◆ WHAT THIS TASK INVOLVES:
Reproduce each line exactly.

────────────────

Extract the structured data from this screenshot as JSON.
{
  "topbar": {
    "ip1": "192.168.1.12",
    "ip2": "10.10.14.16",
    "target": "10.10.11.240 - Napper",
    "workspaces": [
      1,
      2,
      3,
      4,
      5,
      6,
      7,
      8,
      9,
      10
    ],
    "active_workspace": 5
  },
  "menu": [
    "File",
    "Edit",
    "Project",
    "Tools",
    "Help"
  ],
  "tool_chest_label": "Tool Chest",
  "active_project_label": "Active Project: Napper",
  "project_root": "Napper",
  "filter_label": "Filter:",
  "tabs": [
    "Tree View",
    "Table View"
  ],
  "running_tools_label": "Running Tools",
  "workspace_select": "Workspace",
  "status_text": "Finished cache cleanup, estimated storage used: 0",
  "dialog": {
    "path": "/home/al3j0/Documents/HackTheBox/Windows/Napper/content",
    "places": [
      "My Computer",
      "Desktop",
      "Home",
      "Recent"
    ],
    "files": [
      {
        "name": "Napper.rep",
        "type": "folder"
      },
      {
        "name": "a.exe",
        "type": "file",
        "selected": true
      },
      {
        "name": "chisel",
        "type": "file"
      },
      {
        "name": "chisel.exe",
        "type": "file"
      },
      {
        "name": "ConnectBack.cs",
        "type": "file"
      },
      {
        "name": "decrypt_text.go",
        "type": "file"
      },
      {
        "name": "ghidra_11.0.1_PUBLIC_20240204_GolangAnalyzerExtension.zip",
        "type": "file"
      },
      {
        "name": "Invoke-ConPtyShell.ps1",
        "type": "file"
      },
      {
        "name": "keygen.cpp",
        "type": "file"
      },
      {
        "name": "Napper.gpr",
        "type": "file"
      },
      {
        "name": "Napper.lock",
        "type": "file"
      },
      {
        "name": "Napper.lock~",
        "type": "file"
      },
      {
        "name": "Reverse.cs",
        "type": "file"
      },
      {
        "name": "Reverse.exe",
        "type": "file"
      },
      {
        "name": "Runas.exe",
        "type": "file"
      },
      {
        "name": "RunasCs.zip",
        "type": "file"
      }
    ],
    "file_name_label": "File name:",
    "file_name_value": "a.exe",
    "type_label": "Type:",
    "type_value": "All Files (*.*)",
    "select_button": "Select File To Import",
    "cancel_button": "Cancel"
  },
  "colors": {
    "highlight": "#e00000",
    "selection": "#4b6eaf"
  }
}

────────────────

◆ REPLY:
Extract the structured data from this screenshot as JSON.
{
  "topbar": {
    "ip1": "192.168.1.12",
    "ip2": "10.10.14.16",
    "target": "10.10.11.240 - Napper",
    "workspaces": [
      1,
      2,
      3,
      4,
      5,
      6,
      7,
      8,
      9,
      10
    ],
    "active_workspace": 5
  },
  "menu": [
    "File",
    "Edit",
    "Project",
    "Tools",
    "Help"
  ],
  "tool_chest_label": "Tool Chest",
  "active_project_label": "Active Project: Napper",
  "project_root": "Napper",
  "filter_label": "Filter:",
  "tabs": [
    "Tree View",
    "Table View"
  ],
  "running_tools_label": "Running Tools",
  "workspace_select": "Workspace",
  "status_text": "Finished cache cleanup, estimated storage used: 0",
  "dialog": {
    "path": "/home/al3j0/Documents/HackTheBox/Windows/Napper/content",
    "places": [
      "My Computer",
      "Desktop",
      "Home",
      "Recent"
    ],
    "files": [
      {
        "name": "Napper.rep",
        "type": "folder"
      },
      {
        "name": "a.exe",
        "type": "file",
        "selected": true
      },
      {
        "name": "chisel",
        "type": "file"
      },
      {
        "name": "chisel.exe",
        "type": "file"
      },
      {
        "name": "ConnectBack.cs",
        "type": "file"
      },
      {
        "name": "decrypt_text.go",
        "type": "file"
      },
      {
        "name": "ghidra_11.0.1_PUBLIC_20240204_GolangAnalyzerExtension.zip",
        "type": "file"
      },
      {
        "name": "Invoke-ConPtyShell.ps1",
        "type": "file"
      },
      {
        "name": "keygen.cpp",
        "type": "file"
      },
      {
        "name": "Napper.gpr",
        "type": "file"
      },
      {
        "name": "Napper.lock",
        "type": "file"
      },
      {
        "name": "Napper.lock~",
        "type": "file"
      },
      {
        "name": "Reverse.cs",
        "type": "file"
      },
      {
        "name": "Reverse.exe",
        "type": "file"
      },
      {
        "name": "Runas.exe",
        "type": "file"
      },
      {
        "name": "RunasCs.zip",
        "type": "file"
      }
    ],
    "file_name_label": "File name:",
    "file_name_value": "a.exe",
    "type_label": "Type:",
    "type_value": "All Files (*.*)",
    "select_button": "Select File To Import",
    "cancel_button": "Cancel"
  },
  "colors": {
    "highlight": "#e00000",
    "selection": "#4b6eaf"
  }
}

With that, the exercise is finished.